_Dataset records on visual material_

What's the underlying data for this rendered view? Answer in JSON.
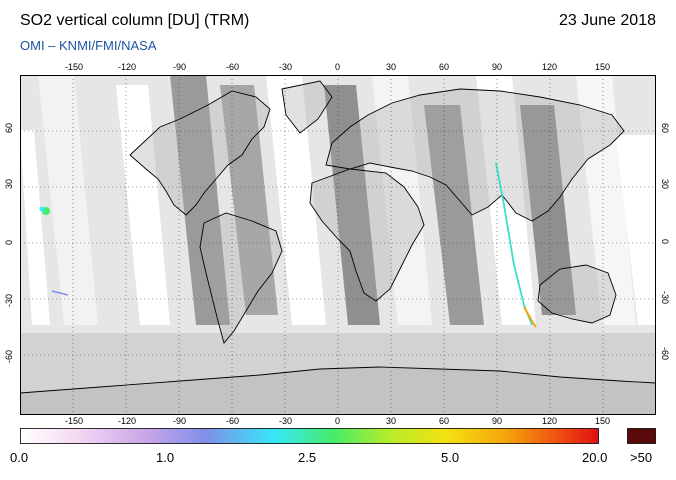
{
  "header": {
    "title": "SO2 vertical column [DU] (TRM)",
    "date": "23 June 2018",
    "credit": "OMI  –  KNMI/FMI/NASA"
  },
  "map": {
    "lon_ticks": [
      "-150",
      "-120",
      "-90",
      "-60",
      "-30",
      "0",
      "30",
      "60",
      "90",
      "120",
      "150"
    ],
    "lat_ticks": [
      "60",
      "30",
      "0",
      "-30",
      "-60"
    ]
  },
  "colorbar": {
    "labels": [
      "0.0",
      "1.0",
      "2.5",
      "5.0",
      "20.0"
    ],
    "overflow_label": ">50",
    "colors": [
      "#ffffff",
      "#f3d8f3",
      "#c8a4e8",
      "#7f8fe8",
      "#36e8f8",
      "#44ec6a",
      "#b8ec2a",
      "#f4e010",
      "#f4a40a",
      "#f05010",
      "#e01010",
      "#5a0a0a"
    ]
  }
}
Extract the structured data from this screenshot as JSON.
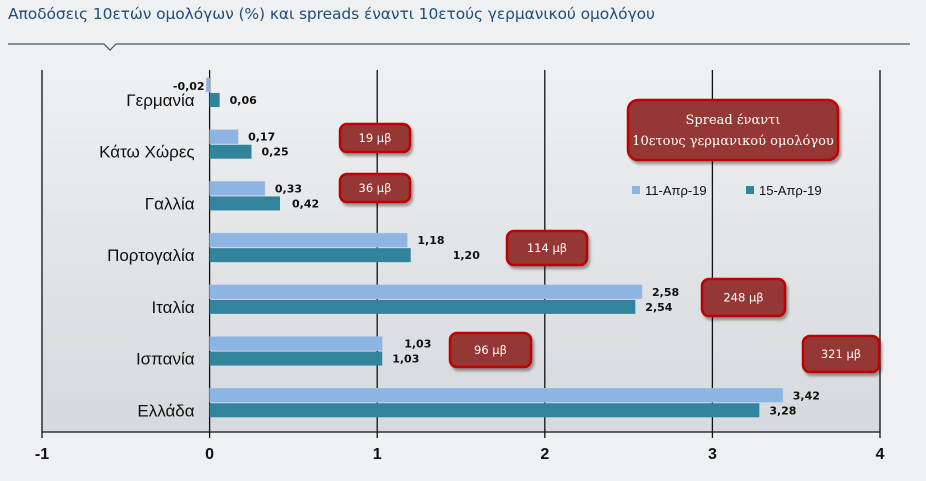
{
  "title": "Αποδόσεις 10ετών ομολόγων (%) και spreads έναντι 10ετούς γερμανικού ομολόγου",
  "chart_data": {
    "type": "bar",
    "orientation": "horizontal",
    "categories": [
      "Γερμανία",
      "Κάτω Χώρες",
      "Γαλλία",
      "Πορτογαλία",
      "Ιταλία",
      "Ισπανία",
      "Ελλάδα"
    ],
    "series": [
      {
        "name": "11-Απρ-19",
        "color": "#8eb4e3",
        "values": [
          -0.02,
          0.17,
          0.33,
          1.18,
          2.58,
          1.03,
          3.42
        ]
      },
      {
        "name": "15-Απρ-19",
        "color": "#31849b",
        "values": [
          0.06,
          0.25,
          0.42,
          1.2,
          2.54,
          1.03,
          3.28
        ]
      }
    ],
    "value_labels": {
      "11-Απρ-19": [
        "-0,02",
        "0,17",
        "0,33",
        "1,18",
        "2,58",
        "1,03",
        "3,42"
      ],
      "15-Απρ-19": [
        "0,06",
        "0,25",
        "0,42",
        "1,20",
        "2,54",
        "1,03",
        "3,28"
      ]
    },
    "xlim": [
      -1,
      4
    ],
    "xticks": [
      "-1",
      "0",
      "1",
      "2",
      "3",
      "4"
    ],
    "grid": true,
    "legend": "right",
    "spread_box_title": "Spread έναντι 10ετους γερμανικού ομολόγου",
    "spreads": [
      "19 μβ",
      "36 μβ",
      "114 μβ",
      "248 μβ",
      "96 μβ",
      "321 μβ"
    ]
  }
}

_Work to do_
Retype the data above exactly; pictures are not part of the copy.

_Complete response_
What's the underlying data for this rendered view? Answer in JSON.
{
  "header": {
    "title": "SO2 vertical column [DU] (TRM)",
    "date": "23 June 2018",
    "credit": "OMI  –  KNMI/FMI/NASA"
  },
  "map": {
    "lon_ticks": [
      "-150",
      "-120",
      "-90",
      "-60",
      "-30",
      "0",
      "30",
      "60",
      "90",
      "120",
      "150"
    ],
    "lat_ticks": [
      "60",
      "30",
      "0",
      "-30",
      "-60"
    ]
  },
  "colorbar": {
    "labels": [
      "0.0",
      "1.0",
      "2.5",
      "5.0",
      "20.0"
    ],
    "overflow_label": ">50",
    "colors": [
      "#ffffff",
      "#f3d8f3",
      "#c8a4e8",
      "#7f8fe8",
      "#36e8f8",
      "#44ec6a",
      "#b8ec2a",
      "#f4e010",
      "#f4a40a",
      "#f05010",
      "#e01010",
      "#5a0a0a"
    ]
  }
}
Extract the structured data from this screenshot as JSON.
{
  "title": "Αποδόσεις 10ετών ομολόγων (%) και spreads έναντι 10ετούς γερμανικού ομολόγου",
  "chart_data": {
    "type": "bar",
    "orientation": "horizontal",
    "categories": [
      "Γερμανία",
      "Κάτω Χώρες",
      "Γαλλία",
      "Πορτογαλία",
      "Ιταλία",
      "Ισπανία",
      "Ελλάδα"
    ],
    "series": [
      {
        "name": "11-Απρ-19",
        "color": "#8eb4e3",
        "values": [
          -0.02,
          0.17,
          0.33,
          1.18,
          2.58,
          1.03,
          3.42
        ]
      },
      {
        "name": "15-Απρ-19",
        "color": "#31849b",
        "values": [
          0.06,
          0.25,
          0.42,
          1.2,
          2.54,
          1.03,
          3.28
        ]
      }
    ],
    "value_labels": {
      "11-Απρ-19": [
        "-0,02",
        "0,17",
        "0,33",
        "1,18",
        "2,58",
        "1,03",
        "3,42"
      ],
      "15-Απρ-19": [
        "0,06",
        "0,25",
        "0,42",
        "1,20",
        "2,54",
        "1,03",
        "3,28"
      ]
    },
    "xlim": [
      -1,
      4
    ],
    "xticks": [
      "-1",
      "0",
      "1",
      "2",
      "3",
      "4"
    ],
    "grid": true,
    "legend": "right",
    "spread_box_title": "Spread έναντι 10ετους γερμανικού ομολόγου",
    "spreads": [
      "19 μβ",
      "36 μβ",
      "114 μβ",
      "248 μβ",
      "96 μβ",
      "321 μβ"
    ]
  }
}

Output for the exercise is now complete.